— What is asked —
In the entries below, find every line with "Treasury" and copy it.

— Material for this exercise —
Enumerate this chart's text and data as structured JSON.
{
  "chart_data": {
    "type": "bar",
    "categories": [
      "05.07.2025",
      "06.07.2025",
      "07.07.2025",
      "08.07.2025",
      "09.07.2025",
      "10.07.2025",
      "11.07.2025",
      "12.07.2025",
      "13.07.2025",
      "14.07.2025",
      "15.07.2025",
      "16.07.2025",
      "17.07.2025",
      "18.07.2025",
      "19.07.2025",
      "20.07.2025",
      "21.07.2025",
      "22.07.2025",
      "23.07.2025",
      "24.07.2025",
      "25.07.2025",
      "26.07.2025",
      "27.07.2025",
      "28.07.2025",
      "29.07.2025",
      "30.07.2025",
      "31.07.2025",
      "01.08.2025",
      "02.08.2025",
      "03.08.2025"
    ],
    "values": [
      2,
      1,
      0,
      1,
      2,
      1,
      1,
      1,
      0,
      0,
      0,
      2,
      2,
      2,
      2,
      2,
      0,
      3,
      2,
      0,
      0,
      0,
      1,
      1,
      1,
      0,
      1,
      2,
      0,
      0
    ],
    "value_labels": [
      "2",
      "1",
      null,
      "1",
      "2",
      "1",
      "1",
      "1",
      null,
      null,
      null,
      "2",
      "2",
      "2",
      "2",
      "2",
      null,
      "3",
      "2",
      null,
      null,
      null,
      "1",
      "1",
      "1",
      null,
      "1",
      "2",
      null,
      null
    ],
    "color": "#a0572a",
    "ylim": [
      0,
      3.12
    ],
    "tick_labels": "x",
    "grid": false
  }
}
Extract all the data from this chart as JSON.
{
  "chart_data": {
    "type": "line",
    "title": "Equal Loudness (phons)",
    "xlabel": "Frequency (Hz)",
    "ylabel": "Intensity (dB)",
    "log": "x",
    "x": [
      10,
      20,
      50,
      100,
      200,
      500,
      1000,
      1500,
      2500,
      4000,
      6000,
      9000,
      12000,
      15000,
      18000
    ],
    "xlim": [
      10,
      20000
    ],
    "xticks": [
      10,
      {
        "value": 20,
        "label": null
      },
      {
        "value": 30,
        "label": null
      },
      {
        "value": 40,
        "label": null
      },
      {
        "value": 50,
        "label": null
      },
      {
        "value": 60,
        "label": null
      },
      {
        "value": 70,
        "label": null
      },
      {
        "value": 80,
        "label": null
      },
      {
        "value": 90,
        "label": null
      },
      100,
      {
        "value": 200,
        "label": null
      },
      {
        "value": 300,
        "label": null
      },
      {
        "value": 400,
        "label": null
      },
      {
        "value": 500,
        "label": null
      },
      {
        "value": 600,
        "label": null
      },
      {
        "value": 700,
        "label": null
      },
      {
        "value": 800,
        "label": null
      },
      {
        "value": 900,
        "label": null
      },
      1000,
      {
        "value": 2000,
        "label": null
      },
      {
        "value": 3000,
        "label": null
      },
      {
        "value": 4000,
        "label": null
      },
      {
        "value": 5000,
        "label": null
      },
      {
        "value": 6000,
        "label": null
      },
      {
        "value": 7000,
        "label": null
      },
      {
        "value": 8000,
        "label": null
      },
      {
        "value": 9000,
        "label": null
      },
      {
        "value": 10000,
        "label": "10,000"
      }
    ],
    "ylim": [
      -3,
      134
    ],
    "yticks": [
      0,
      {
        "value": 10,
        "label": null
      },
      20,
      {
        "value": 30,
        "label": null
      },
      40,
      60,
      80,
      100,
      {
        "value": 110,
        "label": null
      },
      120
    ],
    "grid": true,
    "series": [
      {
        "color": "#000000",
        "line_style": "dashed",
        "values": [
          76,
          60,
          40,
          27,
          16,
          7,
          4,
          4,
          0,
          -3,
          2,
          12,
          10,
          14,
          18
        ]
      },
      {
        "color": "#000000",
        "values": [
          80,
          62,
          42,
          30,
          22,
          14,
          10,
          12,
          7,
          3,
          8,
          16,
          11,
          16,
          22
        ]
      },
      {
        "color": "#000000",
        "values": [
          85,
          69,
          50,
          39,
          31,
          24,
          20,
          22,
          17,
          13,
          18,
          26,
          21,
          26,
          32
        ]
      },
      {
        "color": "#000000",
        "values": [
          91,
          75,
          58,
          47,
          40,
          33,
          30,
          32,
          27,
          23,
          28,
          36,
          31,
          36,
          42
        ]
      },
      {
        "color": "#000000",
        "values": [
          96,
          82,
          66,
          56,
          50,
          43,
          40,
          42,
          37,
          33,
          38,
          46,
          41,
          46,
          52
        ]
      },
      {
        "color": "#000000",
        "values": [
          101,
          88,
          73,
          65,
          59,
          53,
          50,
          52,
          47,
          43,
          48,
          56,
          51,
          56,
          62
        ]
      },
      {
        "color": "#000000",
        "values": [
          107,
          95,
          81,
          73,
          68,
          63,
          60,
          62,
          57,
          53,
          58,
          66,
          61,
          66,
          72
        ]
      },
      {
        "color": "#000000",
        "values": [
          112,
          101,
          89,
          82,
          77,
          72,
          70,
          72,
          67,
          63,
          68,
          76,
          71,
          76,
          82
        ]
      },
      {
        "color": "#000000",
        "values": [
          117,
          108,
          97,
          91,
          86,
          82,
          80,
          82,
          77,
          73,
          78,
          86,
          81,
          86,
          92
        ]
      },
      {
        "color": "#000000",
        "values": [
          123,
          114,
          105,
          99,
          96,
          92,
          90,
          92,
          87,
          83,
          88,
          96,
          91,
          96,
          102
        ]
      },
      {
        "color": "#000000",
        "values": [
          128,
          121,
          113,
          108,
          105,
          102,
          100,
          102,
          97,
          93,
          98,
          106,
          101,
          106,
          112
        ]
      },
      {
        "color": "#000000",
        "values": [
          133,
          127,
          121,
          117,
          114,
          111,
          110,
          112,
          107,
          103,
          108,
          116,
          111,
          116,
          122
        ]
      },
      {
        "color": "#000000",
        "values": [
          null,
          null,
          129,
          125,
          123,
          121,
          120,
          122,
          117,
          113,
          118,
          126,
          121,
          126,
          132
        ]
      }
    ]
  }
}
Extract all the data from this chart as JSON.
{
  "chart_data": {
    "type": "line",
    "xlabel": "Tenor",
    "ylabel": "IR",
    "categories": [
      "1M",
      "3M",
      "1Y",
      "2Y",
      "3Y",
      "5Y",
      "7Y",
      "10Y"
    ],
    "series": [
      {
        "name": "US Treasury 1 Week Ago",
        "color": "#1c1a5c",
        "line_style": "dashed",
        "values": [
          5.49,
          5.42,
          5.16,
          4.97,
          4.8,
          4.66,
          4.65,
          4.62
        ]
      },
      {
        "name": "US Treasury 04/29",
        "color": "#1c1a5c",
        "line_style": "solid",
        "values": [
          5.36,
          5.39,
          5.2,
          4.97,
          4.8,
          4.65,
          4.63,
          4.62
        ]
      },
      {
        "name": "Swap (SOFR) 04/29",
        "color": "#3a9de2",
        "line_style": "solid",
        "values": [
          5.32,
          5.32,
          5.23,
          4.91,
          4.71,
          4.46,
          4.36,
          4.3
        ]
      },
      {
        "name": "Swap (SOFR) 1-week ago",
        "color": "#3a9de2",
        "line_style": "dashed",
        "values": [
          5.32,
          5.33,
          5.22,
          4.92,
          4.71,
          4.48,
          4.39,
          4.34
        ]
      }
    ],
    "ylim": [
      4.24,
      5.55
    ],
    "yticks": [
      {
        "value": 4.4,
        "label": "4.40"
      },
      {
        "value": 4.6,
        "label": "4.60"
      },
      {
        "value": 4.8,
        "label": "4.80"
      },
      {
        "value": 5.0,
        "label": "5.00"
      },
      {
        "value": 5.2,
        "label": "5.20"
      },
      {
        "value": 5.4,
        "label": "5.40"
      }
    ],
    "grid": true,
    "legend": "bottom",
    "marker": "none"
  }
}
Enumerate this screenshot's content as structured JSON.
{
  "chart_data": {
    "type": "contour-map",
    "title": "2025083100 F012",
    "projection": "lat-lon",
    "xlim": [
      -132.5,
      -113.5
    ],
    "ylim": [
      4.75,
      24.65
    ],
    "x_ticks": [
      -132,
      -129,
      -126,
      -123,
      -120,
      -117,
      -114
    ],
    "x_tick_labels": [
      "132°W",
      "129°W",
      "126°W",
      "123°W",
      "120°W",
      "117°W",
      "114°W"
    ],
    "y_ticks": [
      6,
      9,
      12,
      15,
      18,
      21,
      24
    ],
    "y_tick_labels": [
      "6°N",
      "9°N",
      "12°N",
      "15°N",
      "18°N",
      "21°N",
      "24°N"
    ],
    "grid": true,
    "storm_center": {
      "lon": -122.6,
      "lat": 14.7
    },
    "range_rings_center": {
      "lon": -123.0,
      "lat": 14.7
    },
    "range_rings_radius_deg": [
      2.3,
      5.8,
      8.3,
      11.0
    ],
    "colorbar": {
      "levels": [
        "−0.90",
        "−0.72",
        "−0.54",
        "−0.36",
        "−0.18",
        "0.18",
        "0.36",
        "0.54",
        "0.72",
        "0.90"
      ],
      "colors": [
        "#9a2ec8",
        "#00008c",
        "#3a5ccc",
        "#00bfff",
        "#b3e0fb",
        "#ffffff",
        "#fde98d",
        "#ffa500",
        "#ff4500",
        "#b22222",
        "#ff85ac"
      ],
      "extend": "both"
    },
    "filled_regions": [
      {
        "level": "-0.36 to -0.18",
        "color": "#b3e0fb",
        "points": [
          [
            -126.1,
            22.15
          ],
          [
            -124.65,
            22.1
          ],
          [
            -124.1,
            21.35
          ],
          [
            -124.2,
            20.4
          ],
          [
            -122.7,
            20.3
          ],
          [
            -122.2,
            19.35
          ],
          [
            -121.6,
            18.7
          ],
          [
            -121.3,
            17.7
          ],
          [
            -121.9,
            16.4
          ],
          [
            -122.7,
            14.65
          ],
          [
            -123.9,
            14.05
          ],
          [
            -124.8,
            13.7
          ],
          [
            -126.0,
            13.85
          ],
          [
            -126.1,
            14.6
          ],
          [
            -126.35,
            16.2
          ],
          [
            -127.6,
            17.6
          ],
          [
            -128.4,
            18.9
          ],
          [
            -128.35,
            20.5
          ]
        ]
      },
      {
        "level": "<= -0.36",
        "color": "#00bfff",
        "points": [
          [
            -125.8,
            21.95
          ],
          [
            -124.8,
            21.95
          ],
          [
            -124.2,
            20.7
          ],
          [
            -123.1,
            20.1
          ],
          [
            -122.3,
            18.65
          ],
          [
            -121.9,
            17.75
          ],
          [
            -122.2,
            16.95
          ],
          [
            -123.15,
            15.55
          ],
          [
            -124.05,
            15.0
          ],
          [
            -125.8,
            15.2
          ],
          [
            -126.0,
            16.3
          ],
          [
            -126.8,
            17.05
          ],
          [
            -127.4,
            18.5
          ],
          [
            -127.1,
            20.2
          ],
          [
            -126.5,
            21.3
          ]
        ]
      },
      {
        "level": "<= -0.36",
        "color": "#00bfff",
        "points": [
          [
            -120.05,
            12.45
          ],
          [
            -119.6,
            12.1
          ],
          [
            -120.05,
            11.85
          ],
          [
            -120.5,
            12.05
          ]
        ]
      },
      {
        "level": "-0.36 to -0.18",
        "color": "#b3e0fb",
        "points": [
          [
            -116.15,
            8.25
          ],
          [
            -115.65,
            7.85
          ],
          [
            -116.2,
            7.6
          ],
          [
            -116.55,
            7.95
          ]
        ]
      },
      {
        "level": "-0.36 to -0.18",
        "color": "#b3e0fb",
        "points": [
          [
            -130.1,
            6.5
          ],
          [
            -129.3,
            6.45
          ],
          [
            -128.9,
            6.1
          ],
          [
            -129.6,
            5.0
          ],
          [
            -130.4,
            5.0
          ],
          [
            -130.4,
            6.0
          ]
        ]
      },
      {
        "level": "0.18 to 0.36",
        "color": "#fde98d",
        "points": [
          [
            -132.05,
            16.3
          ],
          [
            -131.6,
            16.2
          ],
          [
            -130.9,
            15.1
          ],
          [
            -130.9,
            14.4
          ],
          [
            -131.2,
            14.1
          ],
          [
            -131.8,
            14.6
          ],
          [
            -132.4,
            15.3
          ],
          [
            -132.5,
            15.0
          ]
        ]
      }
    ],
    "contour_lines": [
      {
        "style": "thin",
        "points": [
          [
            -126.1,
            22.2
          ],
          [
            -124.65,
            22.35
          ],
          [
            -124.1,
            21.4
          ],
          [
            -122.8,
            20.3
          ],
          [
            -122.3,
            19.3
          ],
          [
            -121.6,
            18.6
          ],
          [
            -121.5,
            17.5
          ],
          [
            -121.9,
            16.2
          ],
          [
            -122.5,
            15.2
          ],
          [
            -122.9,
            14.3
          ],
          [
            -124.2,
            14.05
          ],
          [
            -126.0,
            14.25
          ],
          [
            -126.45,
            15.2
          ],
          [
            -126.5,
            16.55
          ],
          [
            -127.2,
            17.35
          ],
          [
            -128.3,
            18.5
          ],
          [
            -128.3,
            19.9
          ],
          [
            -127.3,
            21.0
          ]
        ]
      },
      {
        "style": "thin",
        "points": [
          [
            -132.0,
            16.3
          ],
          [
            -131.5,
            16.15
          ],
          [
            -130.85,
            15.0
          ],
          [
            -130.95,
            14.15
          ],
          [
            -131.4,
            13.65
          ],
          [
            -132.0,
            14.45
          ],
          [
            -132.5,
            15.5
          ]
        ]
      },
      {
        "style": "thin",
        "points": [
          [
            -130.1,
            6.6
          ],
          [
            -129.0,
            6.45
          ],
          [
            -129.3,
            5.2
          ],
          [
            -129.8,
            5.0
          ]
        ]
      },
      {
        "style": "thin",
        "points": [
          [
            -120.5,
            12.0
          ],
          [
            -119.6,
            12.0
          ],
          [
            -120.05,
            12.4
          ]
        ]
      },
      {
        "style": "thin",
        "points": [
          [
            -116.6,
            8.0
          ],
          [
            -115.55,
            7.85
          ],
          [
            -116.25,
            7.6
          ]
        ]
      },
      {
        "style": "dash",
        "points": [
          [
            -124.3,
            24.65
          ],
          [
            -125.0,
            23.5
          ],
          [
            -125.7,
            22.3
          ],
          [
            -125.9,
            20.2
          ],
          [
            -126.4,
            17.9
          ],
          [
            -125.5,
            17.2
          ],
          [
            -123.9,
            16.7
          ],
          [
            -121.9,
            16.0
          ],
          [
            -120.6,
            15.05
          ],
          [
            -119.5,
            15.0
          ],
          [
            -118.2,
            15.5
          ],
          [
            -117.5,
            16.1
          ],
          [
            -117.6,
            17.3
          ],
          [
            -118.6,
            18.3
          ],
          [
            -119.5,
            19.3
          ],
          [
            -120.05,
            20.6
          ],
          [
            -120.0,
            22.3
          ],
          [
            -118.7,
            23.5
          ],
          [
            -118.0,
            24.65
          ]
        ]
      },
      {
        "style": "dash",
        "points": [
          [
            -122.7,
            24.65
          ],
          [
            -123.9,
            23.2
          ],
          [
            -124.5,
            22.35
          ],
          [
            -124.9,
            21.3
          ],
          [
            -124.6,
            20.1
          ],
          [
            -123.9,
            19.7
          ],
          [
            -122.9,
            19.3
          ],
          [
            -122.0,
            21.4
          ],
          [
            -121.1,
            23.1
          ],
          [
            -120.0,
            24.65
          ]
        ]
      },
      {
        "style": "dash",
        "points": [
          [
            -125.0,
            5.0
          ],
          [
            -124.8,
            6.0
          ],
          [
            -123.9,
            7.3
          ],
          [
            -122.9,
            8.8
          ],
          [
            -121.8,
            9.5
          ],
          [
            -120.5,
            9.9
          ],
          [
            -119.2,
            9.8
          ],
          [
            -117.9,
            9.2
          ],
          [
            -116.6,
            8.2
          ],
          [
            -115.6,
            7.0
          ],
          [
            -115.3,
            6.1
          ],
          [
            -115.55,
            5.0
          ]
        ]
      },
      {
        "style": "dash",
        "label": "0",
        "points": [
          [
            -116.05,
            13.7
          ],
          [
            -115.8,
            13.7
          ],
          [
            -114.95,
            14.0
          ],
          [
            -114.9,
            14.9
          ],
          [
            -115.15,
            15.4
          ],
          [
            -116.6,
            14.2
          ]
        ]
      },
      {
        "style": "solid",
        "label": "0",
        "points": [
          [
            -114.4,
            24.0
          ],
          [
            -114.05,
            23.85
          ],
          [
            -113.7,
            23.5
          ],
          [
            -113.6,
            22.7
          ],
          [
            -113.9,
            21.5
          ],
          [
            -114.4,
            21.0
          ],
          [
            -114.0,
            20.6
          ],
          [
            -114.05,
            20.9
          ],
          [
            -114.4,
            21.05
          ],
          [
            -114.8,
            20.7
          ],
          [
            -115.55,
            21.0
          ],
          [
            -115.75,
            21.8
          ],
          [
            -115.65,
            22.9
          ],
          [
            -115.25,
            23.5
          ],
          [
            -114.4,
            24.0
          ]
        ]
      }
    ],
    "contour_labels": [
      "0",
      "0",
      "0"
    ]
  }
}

— Response to this exercise —
        "name": "US Treasury 1 Week Ago",
        "name": "US Treasury 04/29",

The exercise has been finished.